WORK TO BE COMPLETED.
Lift out all lines below that contain "属于物理变化".

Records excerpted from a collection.

|---|

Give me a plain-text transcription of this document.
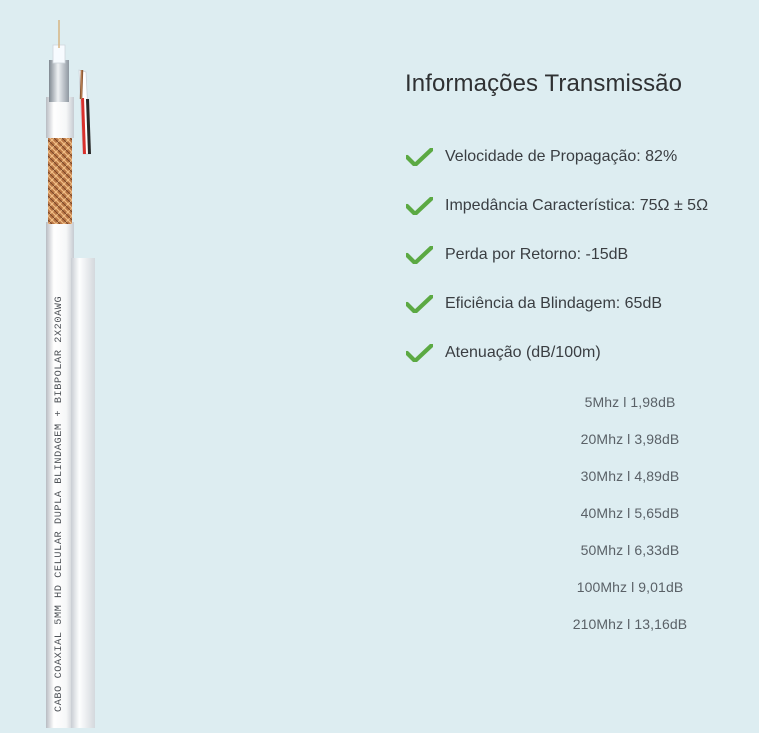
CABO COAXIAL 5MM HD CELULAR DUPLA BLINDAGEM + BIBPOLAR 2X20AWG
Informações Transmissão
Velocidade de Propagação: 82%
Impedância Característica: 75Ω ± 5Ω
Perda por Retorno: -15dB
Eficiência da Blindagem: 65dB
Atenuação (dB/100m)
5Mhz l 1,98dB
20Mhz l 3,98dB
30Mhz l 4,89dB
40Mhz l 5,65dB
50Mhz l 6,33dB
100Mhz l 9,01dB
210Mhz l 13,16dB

|---|

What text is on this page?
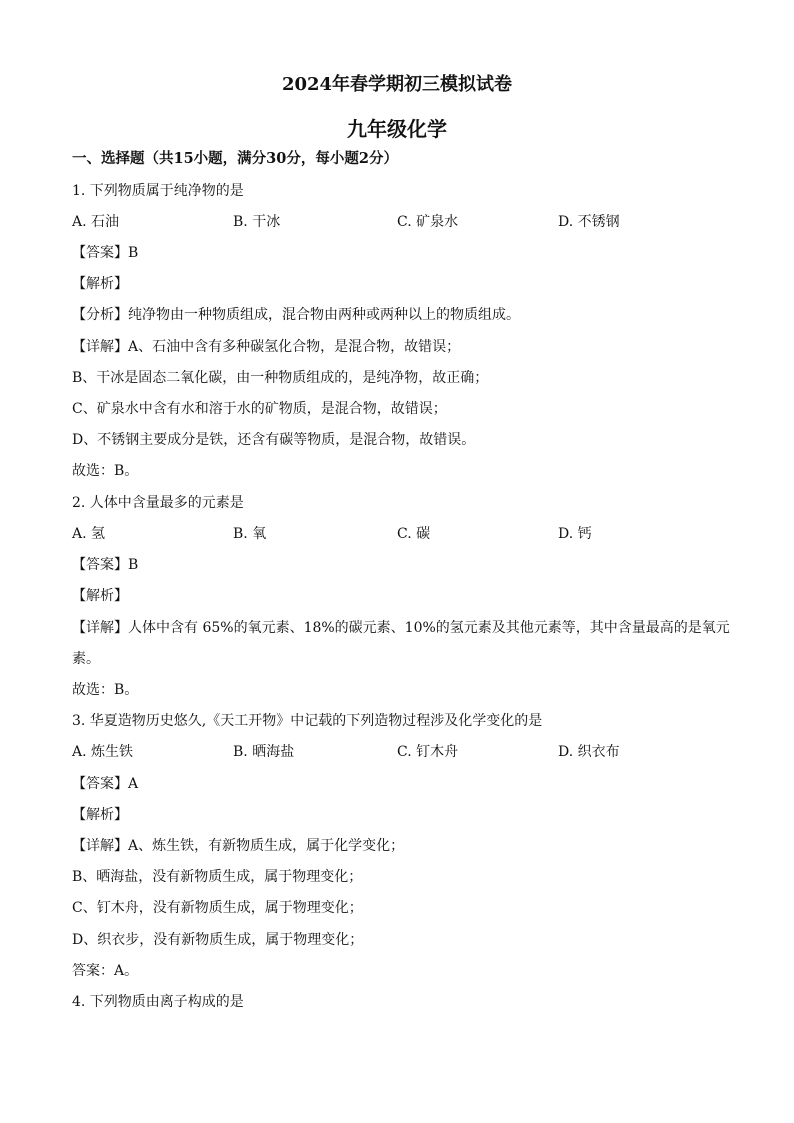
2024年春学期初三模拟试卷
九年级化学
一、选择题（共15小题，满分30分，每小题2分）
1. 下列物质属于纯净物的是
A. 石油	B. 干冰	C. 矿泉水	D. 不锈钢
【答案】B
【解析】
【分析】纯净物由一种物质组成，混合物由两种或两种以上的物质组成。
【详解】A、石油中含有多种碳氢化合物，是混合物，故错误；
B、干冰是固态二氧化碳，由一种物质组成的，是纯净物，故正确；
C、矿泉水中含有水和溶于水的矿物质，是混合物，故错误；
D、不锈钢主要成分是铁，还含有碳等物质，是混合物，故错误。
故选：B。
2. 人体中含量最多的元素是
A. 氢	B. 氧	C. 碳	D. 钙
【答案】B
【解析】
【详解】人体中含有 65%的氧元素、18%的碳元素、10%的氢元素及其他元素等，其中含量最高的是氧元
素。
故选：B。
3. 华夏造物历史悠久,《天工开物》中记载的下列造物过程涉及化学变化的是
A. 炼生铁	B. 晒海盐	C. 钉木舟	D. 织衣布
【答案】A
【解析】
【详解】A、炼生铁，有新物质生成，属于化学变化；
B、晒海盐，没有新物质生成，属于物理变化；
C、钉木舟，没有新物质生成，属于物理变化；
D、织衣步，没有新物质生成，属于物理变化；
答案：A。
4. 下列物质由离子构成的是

|---|

RESPONSE TO THE TASK.
B、晒海盐，没有新物质生成，属于物理变化；
C、钉木舟，没有新物质生成，属于物理变化；
D、织衣步，没有新物质生成，属于物理变化；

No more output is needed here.